__YOUR TASK__
Repeat every line of the data exactly, but not the pictures.

[Recorded data]
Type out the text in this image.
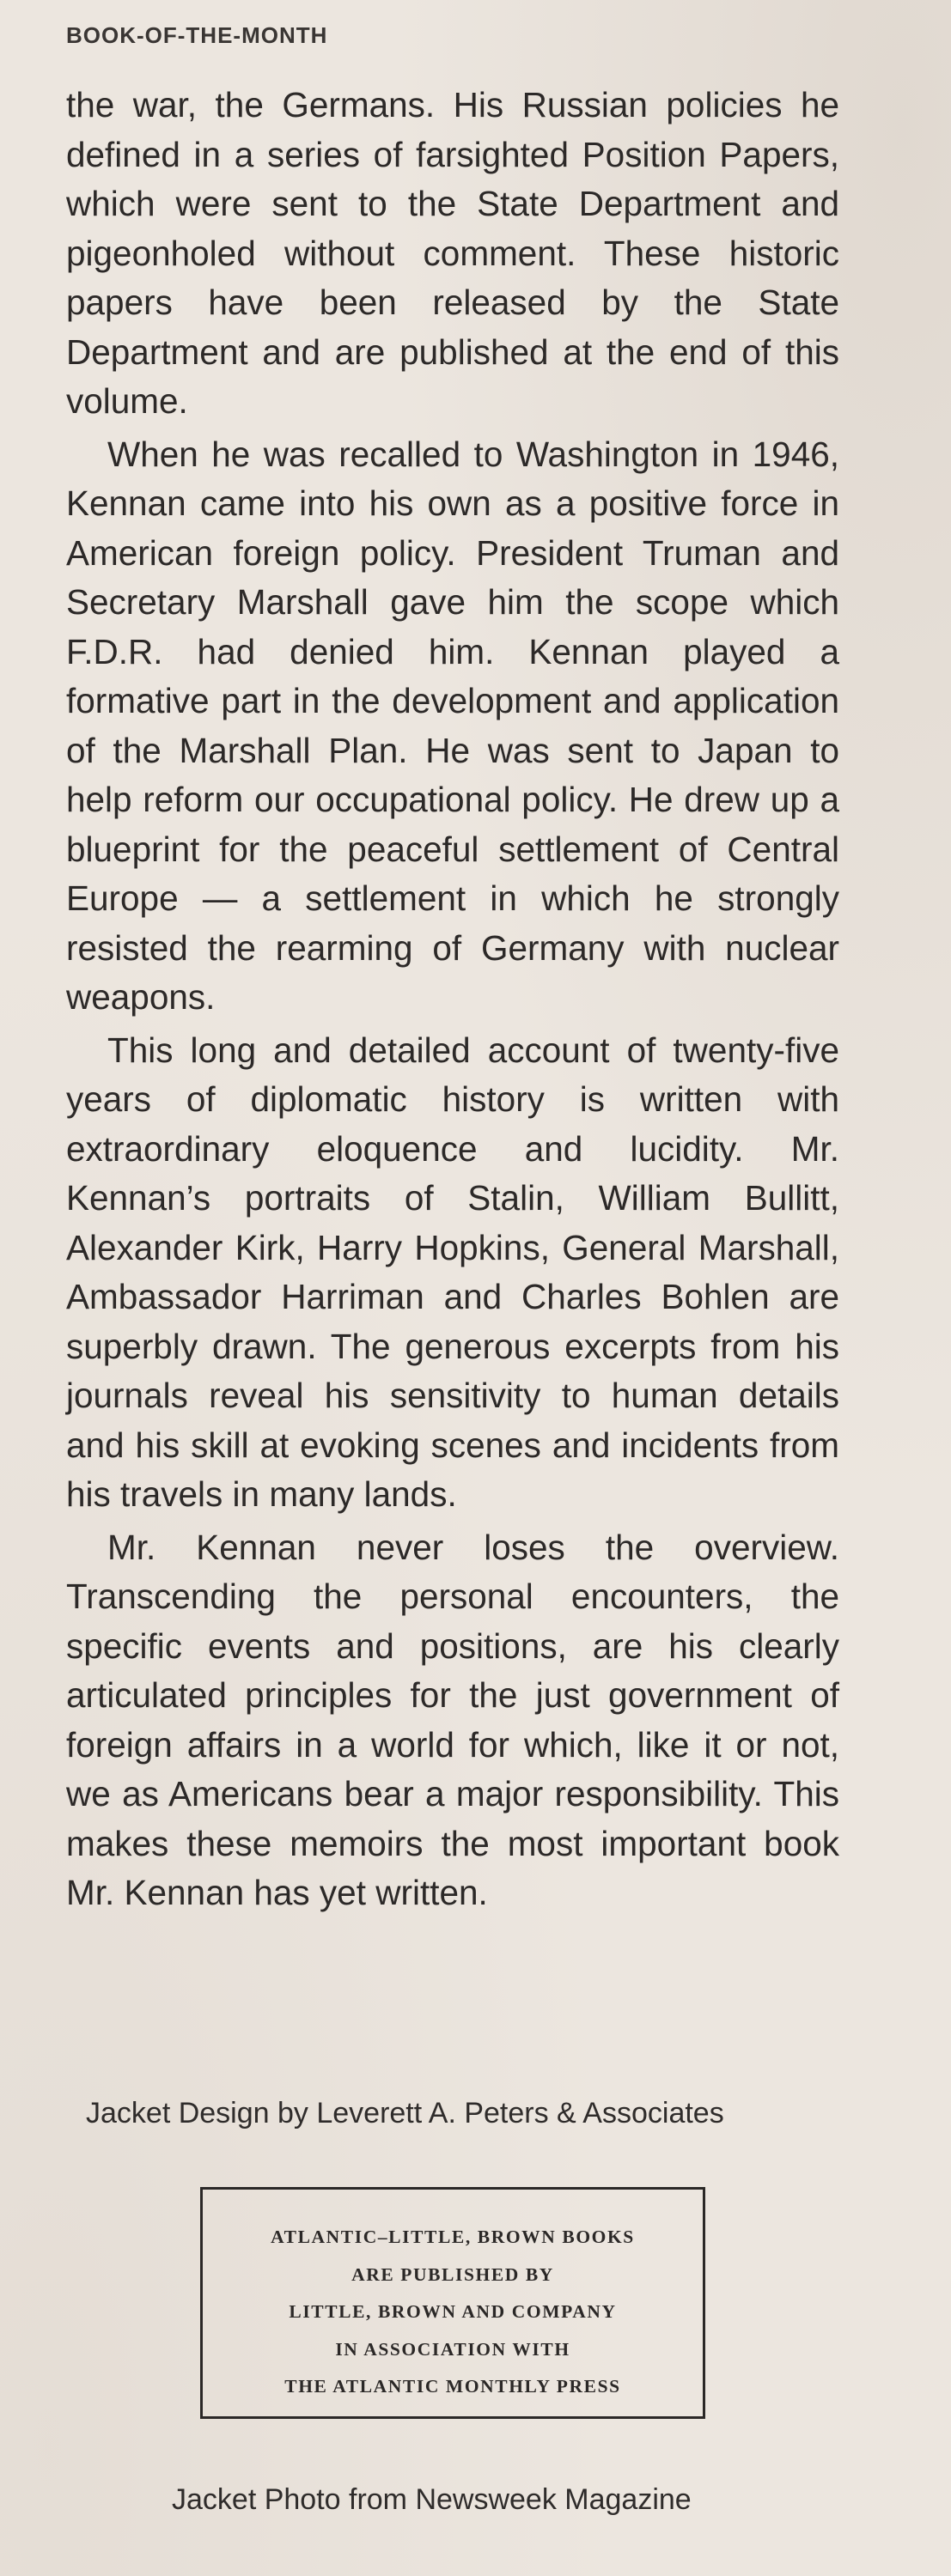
BOOK-OF-THE-MONTH

the war, the Germans. His Russian policies he defined in a series of farsighted Position Papers, which were sent to the State Department and pigeonholed without comment. These historic papers have been released by the State Department and are published at the end of this volume.

When he was recalled to Washington in 1946, Kennan came into his own as a positive force in American foreign policy. President Truman and Secretary Marshall gave him the scope which F.D.R. had denied him. Kennan played a formative part in the development and application of the Marshall Plan. He was sent to Japan to help reform our occupational policy. He drew up a blueprint for the peaceful settlement of Central Europe — a settlement in which he strongly resisted the rearming of Germany with nuclear weapons.

This long and detailed account of twenty-five years of diplomatic history is written with extraordinary eloquence and lucidity. Mr. Kennan’s portraits of Stalin, William Bullitt, Alexander Kirk, Harry Hopkins, General Marshall, Ambassador Harriman and Charles Bohlen are superbly drawn. The generous excerpts from his journals reveal his sensitivity to human details and his skill at evoking scenes and incidents from his travels in many lands.

Mr. Kennan never loses the overview. Transcending the personal encounters, the specific events and positions, are his clearly articulated principles for the just government of foreign affairs in a world for which, like it or not, we as Americans bear a major responsibility. This makes these memoirs the most important book Mr. Kennan has yet written.

Jacket Design by Leverett A. Peters & Associates
ATLANTIC–LITTLE, BROWN BOOKS
ARE PUBLISHED BY
LITTLE, BROWN AND COMPANY
IN ASSOCIATION WITH
THE ATLANTIC MONTHLY PRESS
Jacket Photo from Newsweek Magazine
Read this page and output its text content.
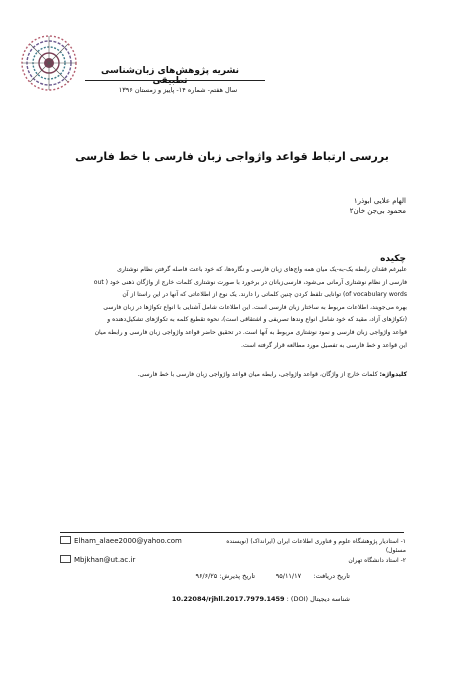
نشریه پژوهش‌های زبان‌شناسی تطبیقی
سال هفتم- شماره ۱۴- پاییز و زمستان ۱۳۹۶
بررسی ارتباط قواعد واژواجی زبان فارسی با خط فارسی
الهام علایی ابوذر۱
محمود بی‌جن خان۲
چکیده
علیرغم فقدان رابطه یک-به-یک میان همه واج‌های زبان فارسی و نگاره‌ها، که خود باعث فاصله گرفتن نظام نوشتاری
فارسی از نظام نوشتاری آرمانی می‌شود، فارسی‌زبانان در برخورد با صورت نوشتاری کلمات خارج از واژگان ذهنی خود ( out
of vocabulary words) توانایی تلفظ کردن چنین کلماتی را دارند. یک نوع از اطلاعاتی که آنها در این راستا از آن
بهره می‌جویند، اطلاعات مربوط به ساختار زبان فارسی است. این اطلاعات شامل آشنایی با انواع تکواژها در زبان فارسی
(تکواژهای آزاد، مقید که خود شامل انواع وندها تصریفی و اشتقاقی است)، نحوه تقطیع کلمه به تکواژهای تشکیل‌دهنده و
قواعد واژواجی زبان فارسی و نمود نوشتاری مربوط به آنها است. در تحقیق حاضر قواعد واژواجی زبان فارسی و رابطه میان
این قواعد و خط فارسی به تفصیل مورد مطالعه قرار گرفته است.
کلیدواژه: کلمات خارج از واژگان، قواعد واژواجی، رابطه میان قواعد واژواجی زبان فارسی با خط فارسی.
Elham_alaee2000@yahoo.com
Mbjkhan@ut.ac.ir
۱- استادیار پژوهشگاه علوم و فناوری اطلاعات ایران (ایرانداک) (نویسنده مسئول)
۲- استاد دانشگاه تهران
تاریخ دریافت:      ۹۵/۱۱/۱۷          تاریخ پذیرش: ۹۶/۶/۲۵
شناسه دیجیتال (DOI) : 10.22084/rjhll.2017.7979.1459
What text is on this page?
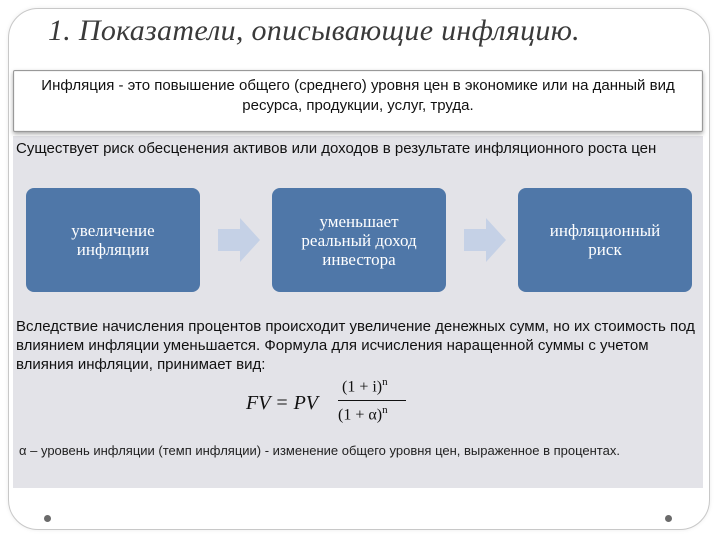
1. Показатели, описывающие инфляцию.
Инфляция - это повышение общего (среднего) уровня цен в экономике или на данный вид ресурса, продукции, услуг, труда.
Существует риск обесценения активов или доходов в результате инфляционного роста цен
увеличение
инфляции
уменьшает
реальный доход
инвестора
инфляционный
риск
Вследствие начисления процентов происходит увеличение денежных сумм, но их стоимость под влиянием инфляции уменьшается. Формула для исчисления наращенной суммы с учетом влияния инфляции, принимает вид:
FV = PV
$(1 + i)^n$
$(1 + \alpha)^n$
α – уровень инфляции (темп инфляции) - изменение общего уровня цен, выраженное в процентах.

__WORKED SOLUTION__
Type out the text in this image.
BOOK-OF-THE-MONTH

the war, the Germans. His Russian policies he defined in a series of farsighted Position Papers, which were sent to the State Department and pigeonholed without comment. These historic papers have been released by the State Department and are published at the end of this volume.

When he was recalled to Washington in 1946, Kennan came into his own as a positive force in American foreign policy. President Truman and Secretary Marshall gave him the scope which F.D.R. had denied him. Kennan played a formative part in the development and application of the Marshall Plan. He was sent to Japan to help reform our occupational policy. He drew up a blueprint for the peaceful settlement of Central Europe — a settlement in which he strongly resisted the rearming of Germany with nuclear weapons.

This long and detailed account of twenty-five years of diplomatic history is written with extraordinary eloquence and lucidity. Mr. Kennan’s portraits of Stalin, William Bullitt, Alexander Kirk, Harry Hopkins, General Marshall, Ambassador Harriman and Charles Bohlen are superbly drawn. The generous excerpts from his journals reveal his sensitivity to human details and his skill at evoking scenes and incidents from his travels in many lands.

Mr. Kennan never loses the overview. Transcending the personal encounters, the specific events and positions, are his clearly articulated principles for the just government of foreign affairs in a world for which, like it or not, we as Americans bear a major responsibility. This makes these memoirs the most important book Mr. Kennan has yet written.

Jacket Design by Leverett A. Peters & Associates
ATLANTIC–LITTLE, BROWN BOOKS
ARE PUBLISHED BY
LITTLE, BROWN AND COMPANY
IN ASSOCIATION WITH
THE ATLANTIC MONTHLY PRESS
Jacket Photo from Newsweek Magazine
Read this page and output its text content.
نشریه پژوهش‌های زبان‌شناسی تطبیقی
سال هفتم- شماره ۱۴- پاییز و زمستان ۱۳۹۶
بررسی ارتباط قواعد واژواجی زبان فارسی با خط فارسی
الهام علایی ابوذر۱
محمود بی‌جن خان۲
چکیده
علیرغم فقدان رابطه یک-به-یک میان همه واج‌های زبان فارسی و نگاره‌ها، که خود باعث فاصله گرفتن نظام نوشتاری
فارسی از نظام نوشتاری آرمانی می‌شود، فارسی‌زبانان در برخورد با صورت نوشتاری کلمات خارج از واژگان ذهنی خود ( out
of vocabulary words) توانایی تلفظ کردن چنین کلماتی را دارند. یک نوع از اطلاعاتی که آنها در این راستا از آن
بهره می‌جویند، اطلاعات مربوط به ساختار زبان فارسی است. این اطلاعات شامل آشنایی با انواع تکواژها در زبان فارسی
(تکواژهای آزاد، مقید که خود شامل انواع وندها تصریفی و اشتقاقی است)، نحوه تقطیع کلمه به تکواژهای تشکیل‌دهنده و
قواعد واژواجی زبان فارسی و نمود نوشتاری مربوط به آنها است. در تحقیق حاضر قواعد واژواجی زبان فارسی و رابطه میان
این قواعد و خط فارسی به تفصیل مورد مطالعه قرار گرفته است.
کلیدواژه: کلمات خارج از واژگان، قواعد واژواجی، رابطه میان قواعد واژواجی زبان فارسی با خط فارسی.
Elham_alaee2000@yahoo.com
Mbjkhan@ut.ac.ir
۱- استادیار پژوهشگاه علوم و فناوری اطلاعات ایران (ایرانداک) (نویسنده مسئول)
۲- استاد دانشگاه تهران
تاریخ دریافت:      ۹۵/۱۱/۱۷          تاریخ پذیرش: ۹۶/۶/۲۵
شناسه دیجیتال (DOI) : 10.22084/rjhll.2017.7979.1459
What text is on this page?
1. Показатели, описывающие инфляцию.
Инфляция - это повышение общего (среднего) уровня цен в экономике или на данный вид ресурса, продукции, услуг, труда.
Существует риск обесценения активов или доходов в результате инфляционного роста цен
увеличение
инфляции
уменьшает
реальный доход
инвестора
инфляционный
риск
Вследствие начисления процентов происходит увеличение денежных сумм, но их стоимость под влиянием инфляции уменьшается. Формула для исчисления наращенной суммы с учетом влияния инфляции, принимает вид:
FV = PV
$(1 + i)^n$
$(1 + \alpha)^n$
α – уровень инфляции (темп инфляции) - изменение общего уровня цен, выраженное в процентах.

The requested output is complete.